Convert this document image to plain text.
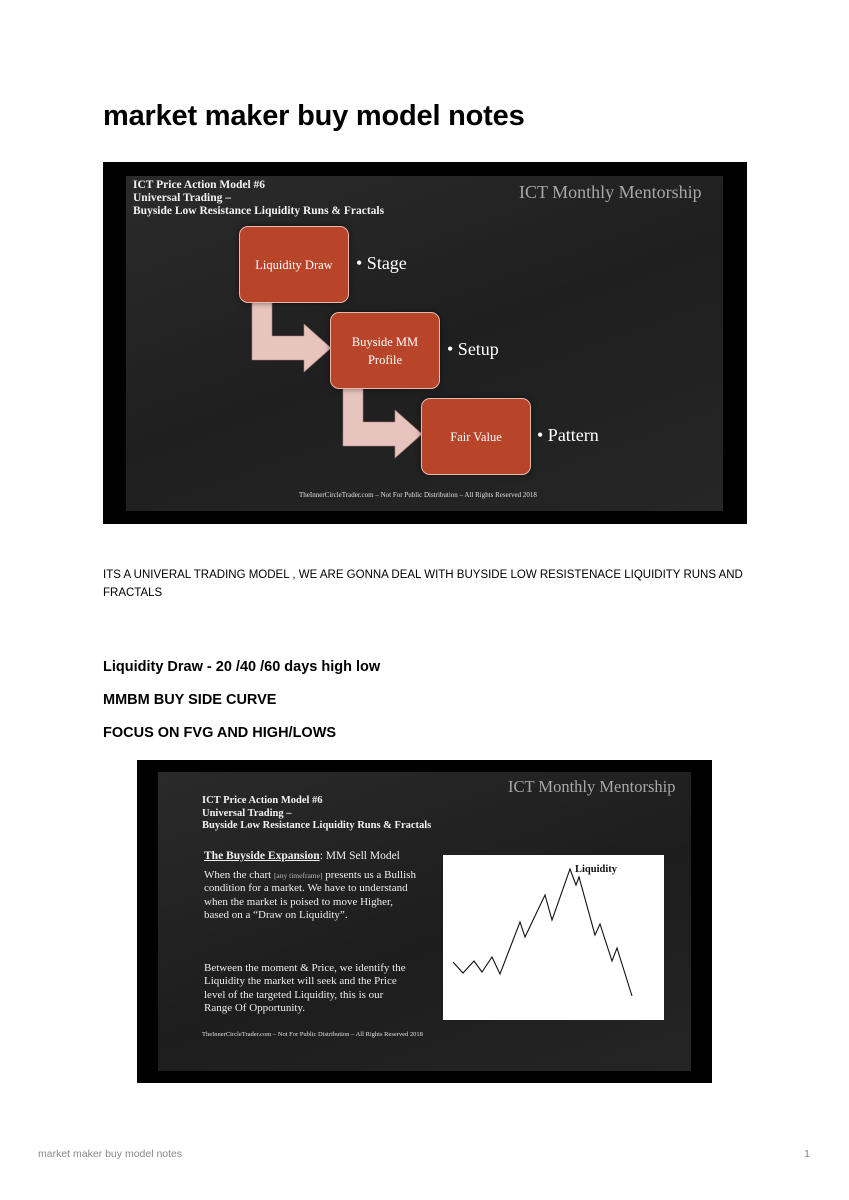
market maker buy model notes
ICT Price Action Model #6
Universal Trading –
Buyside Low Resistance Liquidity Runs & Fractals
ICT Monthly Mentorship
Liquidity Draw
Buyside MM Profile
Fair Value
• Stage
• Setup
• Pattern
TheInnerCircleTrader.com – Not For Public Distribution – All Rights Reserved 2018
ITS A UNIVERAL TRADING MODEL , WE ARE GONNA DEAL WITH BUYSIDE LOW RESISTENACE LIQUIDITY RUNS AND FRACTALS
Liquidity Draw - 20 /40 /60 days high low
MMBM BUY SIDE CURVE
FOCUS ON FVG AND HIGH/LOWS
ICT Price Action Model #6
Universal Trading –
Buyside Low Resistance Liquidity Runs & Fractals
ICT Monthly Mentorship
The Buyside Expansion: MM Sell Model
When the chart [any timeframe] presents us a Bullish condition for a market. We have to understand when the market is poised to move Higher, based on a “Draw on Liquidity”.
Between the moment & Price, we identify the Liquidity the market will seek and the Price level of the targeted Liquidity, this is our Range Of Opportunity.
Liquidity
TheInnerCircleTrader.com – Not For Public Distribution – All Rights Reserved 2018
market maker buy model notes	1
+++
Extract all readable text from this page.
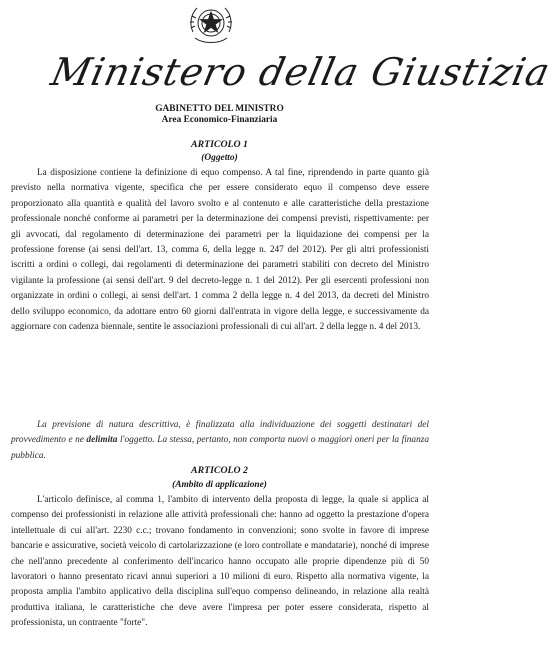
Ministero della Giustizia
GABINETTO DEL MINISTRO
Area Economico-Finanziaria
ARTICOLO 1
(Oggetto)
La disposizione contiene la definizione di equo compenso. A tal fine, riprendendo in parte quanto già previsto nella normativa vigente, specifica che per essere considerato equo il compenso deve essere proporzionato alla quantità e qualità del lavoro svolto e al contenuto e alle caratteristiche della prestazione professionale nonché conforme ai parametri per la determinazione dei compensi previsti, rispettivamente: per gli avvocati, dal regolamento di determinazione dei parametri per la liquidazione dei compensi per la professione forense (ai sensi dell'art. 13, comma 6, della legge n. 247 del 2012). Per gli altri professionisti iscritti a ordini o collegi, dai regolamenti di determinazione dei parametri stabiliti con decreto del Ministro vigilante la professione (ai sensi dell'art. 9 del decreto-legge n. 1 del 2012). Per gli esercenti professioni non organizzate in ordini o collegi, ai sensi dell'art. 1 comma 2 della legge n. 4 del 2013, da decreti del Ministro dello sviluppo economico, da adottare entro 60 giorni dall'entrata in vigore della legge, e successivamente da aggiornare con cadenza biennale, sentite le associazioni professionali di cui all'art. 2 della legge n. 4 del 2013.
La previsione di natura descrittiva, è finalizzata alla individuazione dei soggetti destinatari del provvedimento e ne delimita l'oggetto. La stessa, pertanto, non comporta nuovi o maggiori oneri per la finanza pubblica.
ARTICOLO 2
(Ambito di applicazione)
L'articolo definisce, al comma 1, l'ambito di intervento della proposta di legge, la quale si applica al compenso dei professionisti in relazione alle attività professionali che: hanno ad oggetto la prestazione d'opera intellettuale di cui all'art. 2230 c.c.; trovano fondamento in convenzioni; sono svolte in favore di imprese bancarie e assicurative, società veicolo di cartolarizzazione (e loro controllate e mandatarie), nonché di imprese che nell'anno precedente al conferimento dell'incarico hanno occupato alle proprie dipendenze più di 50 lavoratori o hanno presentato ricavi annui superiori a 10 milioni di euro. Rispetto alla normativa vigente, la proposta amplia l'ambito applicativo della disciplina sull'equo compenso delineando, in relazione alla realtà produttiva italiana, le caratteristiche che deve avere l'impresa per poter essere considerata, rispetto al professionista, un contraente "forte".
+++
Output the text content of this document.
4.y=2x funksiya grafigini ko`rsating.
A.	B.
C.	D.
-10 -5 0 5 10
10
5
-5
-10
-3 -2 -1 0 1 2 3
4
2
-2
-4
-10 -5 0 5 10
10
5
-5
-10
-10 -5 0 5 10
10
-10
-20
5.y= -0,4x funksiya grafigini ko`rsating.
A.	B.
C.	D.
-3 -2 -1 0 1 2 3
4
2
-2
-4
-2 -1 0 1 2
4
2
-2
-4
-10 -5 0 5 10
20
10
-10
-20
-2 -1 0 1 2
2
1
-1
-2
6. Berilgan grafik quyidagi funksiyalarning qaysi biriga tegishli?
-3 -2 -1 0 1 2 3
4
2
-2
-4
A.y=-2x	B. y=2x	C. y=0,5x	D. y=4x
+++
Gather and copy every line of the data in which the string "rsating" is found.

4.y=2x funksiya grafigini ko`rsating.
5.y= -0,4x funksiya grafigini ko`rsating.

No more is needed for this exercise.